WHAT TO WORK ON: Rewrite the data below, replacing "die-cast aluminum" with "cast steel" everywhere and leaving everything else unchanged. Leave out the pictures.

GIVEN DATA:

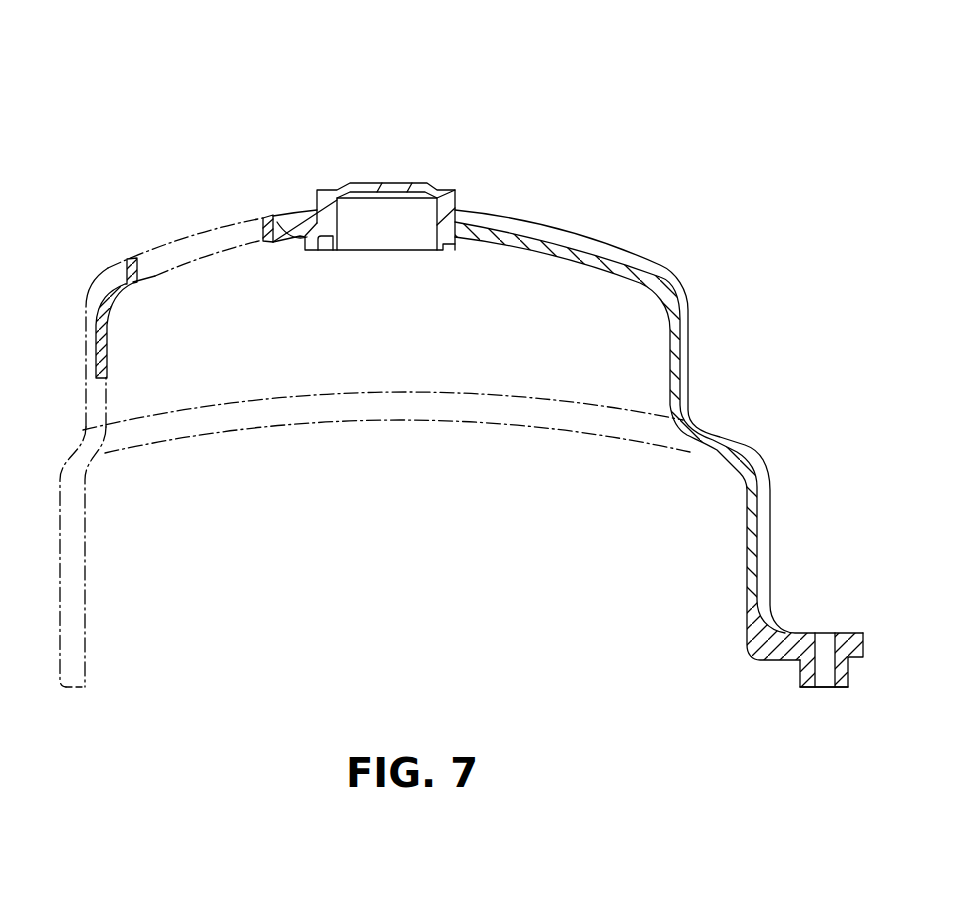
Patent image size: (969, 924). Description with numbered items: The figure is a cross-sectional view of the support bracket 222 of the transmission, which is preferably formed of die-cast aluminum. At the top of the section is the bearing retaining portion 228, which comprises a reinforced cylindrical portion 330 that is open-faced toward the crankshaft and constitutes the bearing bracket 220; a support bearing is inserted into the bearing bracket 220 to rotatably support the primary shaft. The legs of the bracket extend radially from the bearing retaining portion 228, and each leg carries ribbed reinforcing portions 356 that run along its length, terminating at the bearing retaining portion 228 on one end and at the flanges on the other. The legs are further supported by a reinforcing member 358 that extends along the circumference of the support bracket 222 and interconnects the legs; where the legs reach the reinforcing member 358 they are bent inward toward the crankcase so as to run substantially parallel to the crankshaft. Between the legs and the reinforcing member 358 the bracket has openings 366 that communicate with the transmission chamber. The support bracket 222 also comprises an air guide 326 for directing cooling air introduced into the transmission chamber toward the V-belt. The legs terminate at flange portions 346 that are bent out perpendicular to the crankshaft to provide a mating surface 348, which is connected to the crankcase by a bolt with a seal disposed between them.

The support bracket 222 is at (576, 120).
The bearing retaining portion 228 is at (443, 187).
The bearing bracket 220 is at (338, 226).
The reinforced cylindrical portion 330 is at (440, 252).
The openings 366 is at (252, 218).
The reinforcing member 358 is at (105, 275).
The ribbed reinforcing portions 356 is at (607, 240).
The air guide 326 is at (692, 304).
The flange portions 346 is at (843, 627).
The mating surface 348 is at (843, 688).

EXERCISE ANSWER:
Patent image size: (969, 924). Description with numbered items: The figure is a cross-sectional view of the support bracket 222 of the transmission, which is preferably formed of cast steel. At the top of the section is the bearing retaining portion 228, which comprises a reinforced cylindrical portion 330 that is open-faced toward the crankshaft and constitutes the bearing bracket 220; a support bearing is inserted into the bearing bracket 220 to rotatably support the primary shaft. The legs of the bracket extend radially from the bearing retaining portion 228, and each leg carries ribbed reinforcing portions 356 that run along its length, terminating at the bearing retaining portion 228 on one end and at the flanges on the other. The legs are further supported by a reinforcing member 358 that extends along the circumference of the support bracket 222 and interconnects the legs; where the legs reach the reinforcing member 358 they are bent inward toward the crankcase so as to run substantially parallel to the crankshaft. Between the legs and the reinforcing member 358 the bracket has openings 366 that communicate with the transmission chamber. The support bracket 222 also comprises an air guide 326 for directing cooling air introduced into the transmission chamber toward the V-belt. The legs terminate at flange portions 346 that are bent out perpendicular to the crankshaft to provide a mating surface 348, which is connected to the crankcase by a bolt with a seal disposed between them.

The support bracket 222 is at (576, 120).
The bearing retaining portion 228 is at (443, 187).
The bearing bracket 220 is at (338, 226).
The reinforced cylindrical portion 330 is at (440, 252).
The openings 366 is at (252, 218).
The reinforcing member 358 is at (105, 275).
The ribbed reinforcing portions 356 is at (607, 240).
The air guide 326 is at (692, 304).
The flange portions 346 is at (843, 627).
The mating surface 348 is at (843, 688).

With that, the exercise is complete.